[Collected data]
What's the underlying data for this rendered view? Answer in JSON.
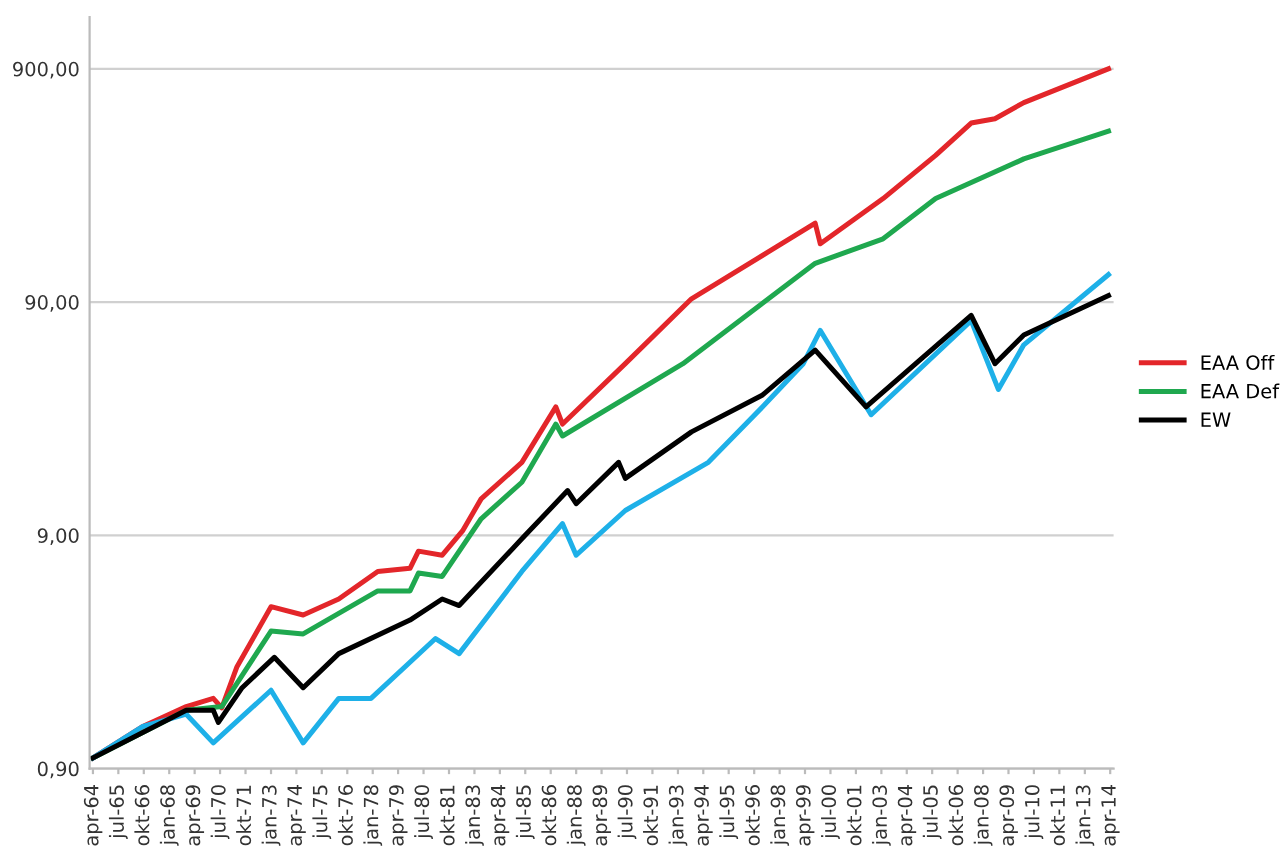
{
  "chart_data": {
    "type": "line",
    "log": "y",
    "grid": "y",
    "legend": "right",
    "marker": "none",
    "line_style": "solid",
    "xlim": [
      "1964-02",
      "2014-06"
    ],
    "ylim": [
      0.9,
      1500
    ],
    "yticks": [
      {
        "value": 0.9,
        "label": "0,90"
      },
      {
        "value": 9,
        "label": "9,00"
      },
      {
        "value": 90,
        "label": "90,00"
      },
      {
        "value": 900,
        "label": "900,00"
      }
    ],
    "xticks": [
      {
        "value": "1964-04",
        "label": "apr-64"
      },
      {
        "value": "1965-07",
        "label": "jul-65"
      },
      {
        "value": "1966-10",
        "label": "okt-66"
      },
      {
        "value": "1968-01",
        "label": "jan-68"
      },
      {
        "value": "1969-04",
        "label": "apr-69"
      },
      {
        "value": "1970-07",
        "label": "jul-70"
      },
      {
        "value": "1971-10",
        "label": "okt-71"
      },
      {
        "value": "1973-01",
        "label": "jan-73"
      },
      {
        "value": "1974-04",
        "label": "apr-74"
      },
      {
        "value": "1975-07",
        "label": "jul-75"
      },
      {
        "value": "1976-10",
        "label": "okt-76"
      },
      {
        "value": "1978-01",
        "label": "jan-78"
      },
      {
        "value": "1979-04",
        "label": "apr-79"
      },
      {
        "value": "1980-07",
        "label": "jul-80"
      },
      {
        "value": "1981-10",
        "label": "okt-81"
      },
      {
        "value": "1983-01",
        "label": "jan-83"
      },
      {
        "value": "1984-04",
        "label": "apr-84"
      },
      {
        "value": "1985-07",
        "label": "jul-85"
      },
      {
        "value": "1986-10",
        "label": "okt-86"
      },
      {
        "value": "1988-01",
        "label": "jan-88"
      },
      {
        "value": "1989-04",
        "label": "apr-89"
      },
      {
        "value": "1990-07",
        "label": "jul-90"
      },
      {
        "value": "1991-10",
        "label": "okt-91"
      },
      {
        "value": "1993-01",
        "label": "jan-93"
      },
      {
        "value": "1994-04",
        "label": "apr-94"
      },
      {
        "value": "1995-07",
        "label": "jul-95"
      },
      {
        "value": "1996-10",
        "label": "okt-96"
      },
      {
        "value": "1998-01",
        "label": "jan-98"
      },
      {
        "value": "1999-04",
        "label": "apr-99"
      },
      {
        "value": "2000-07",
        "label": "jul-00"
      },
      {
        "value": "2001-10",
        "label": "okt-01"
      },
      {
        "value": "2003-01",
        "label": "jan-03"
      },
      {
        "value": "2004-04",
        "label": "apr-04"
      },
      {
        "value": "2005-07",
        "label": "jul-05"
      },
      {
        "value": "2006-10",
        "label": "okt-06"
      },
      {
        "value": "2008-01",
        "label": "jan-08"
      },
      {
        "value": "2009-04",
        "label": "apr-09"
      },
      {
        "value": "2010-07",
        "label": "jul-10"
      },
      {
        "value": "2011-10",
        "label": "okt-11"
      },
      {
        "value": "2013-01",
        "label": "jan-13"
      },
      {
        "value": "2014-04",
        "label": "apr-14"
      }
    ],
    "series": [
      {
        "name": "EAA Off",
        "color": "#e3262a",
        "x": [
          "1964-04",
          "1966-09",
          "1968-11",
          "1970-03",
          "1970-08",
          "1971-05",
          "1973-01",
          "1974-08",
          "1976-05",
          "1978-04",
          "1979-11",
          "1980-04",
          "1981-06",
          "1982-06",
          "1983-05",
          "1985-05",
          "1987-01",
          "1987-05",
          "1990-06",
          "1993-09",
          "1999-10",
          "2000-01",
          "2003-02",
          "2005-09",
          "2007-06",
          "2008-08",
          "2010-01",
          "2014-03"
        ],
        "values": [
          1.0,
          1.36,
          1.66,
          1.8,
          1.64,
          2.46,
          4.45,
          4.1,
          4.8,
          6.3,
          6.5,
          7.7,
          7.4,
          9.4,
          12.9,
          18.5,
          32,
          27,
          49,
          93,
          196,
          160,
          250,
          383,
          527,
          550,
          645,
          900
        ]
      },
      {
        "name": "EAA Def",
        "color": "#1fa84f",
        "x": [
          "1964-04",
          "1968-11",
          "1970-08",
          "1973-01",
          "1974-08",
          "1978-04",
          "1979-11",
          "1980-04",
          "1981-06",
          "1983-05",
          "1985-05",
          "1987-01",
          "1987-05",
          "1993-04",
          "1999-10",
          "2003-02",
          "2005-09",
          "2010-01",
          "2014-03"
        ],
        "values": [
          1.0,
          1.6,
          1.66,
          3.5,
          3.4,
          5.2,
          5.2,
          6.2,
          6.0,
          10.6,
          15.2,
          27,
          24,
          49,
          132,
          168,
          250,
          370,
          486
        ]
      },
      {
        "color": "#1eb0e8",
        "x": [
          "1964-04",
          "1966-09",
          "1968-11",
          "1970-03",
          "1973-01",
          "1974-08",
          "1976-05",
          "1977-12",
          "1981-02",
          "1982-04",
          "1985-05",
          "1987-05",
          "1988-01",
          "1990-06",
          "1994-07",
          "1997-03",
          "1999-03",
          "2000-01",
          "2002-07",
          "2007-06",
          "2008-10",
          "2010-01",
          "2014-03"
        ],
        "values": [
          1.0,
          1.36,
          1.54,
          1.16,
          1.95,
          1.16,
          1.8,
          1.8,
          3.25,
          2.8,
          6.3,
          10.1,
          7.4,
          11.5,
          18.5,
          32,
          49,
          68,
          29.6,
          75,
          38,
          59,
          118
        ]
      },
      {
        "name": "EW",
        "color": "#000000",
        "x": [
          "1964-04",
          "1968-11",
          "1970-03",
          "1970-06",
          "1971-08",
          "1973-03",
          "1974-08",
          "1976-05",
          "1979-11",
          "1981-06",
          "1982-04",
          "1985-05",
          "1987-08",
          "1988-01",
          "1990-02",
          "1990-06",
          "1993-09",
          "1997-03",
          "1999-10",
          "2002-04",
          "2007-06",
          "2008-08",
          "2010-01",
          "2014-03"
        ],
        "values": [
          1.0,
          1.6,
          1.6,
          1.42,
          2.0,
          2.7,
          2.0,
          2.8,
          3.9,
          4.8,
          4.5,
          8.7,
          14,
          12.3,
          18.5,
          15.8,
          25,
          36,
          56,
          32,
          79,
          49,
          65,
          96
        ]
      }
    ]
  }
}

**Exercise aim**: Search the listing for the string "color". Copy each line where it turns up.

**Response for this exercise**:
        "color": "#e3262a",
        "color": "#1fa84f",
        "color": "#1eb0e8",
        "color": "#000000",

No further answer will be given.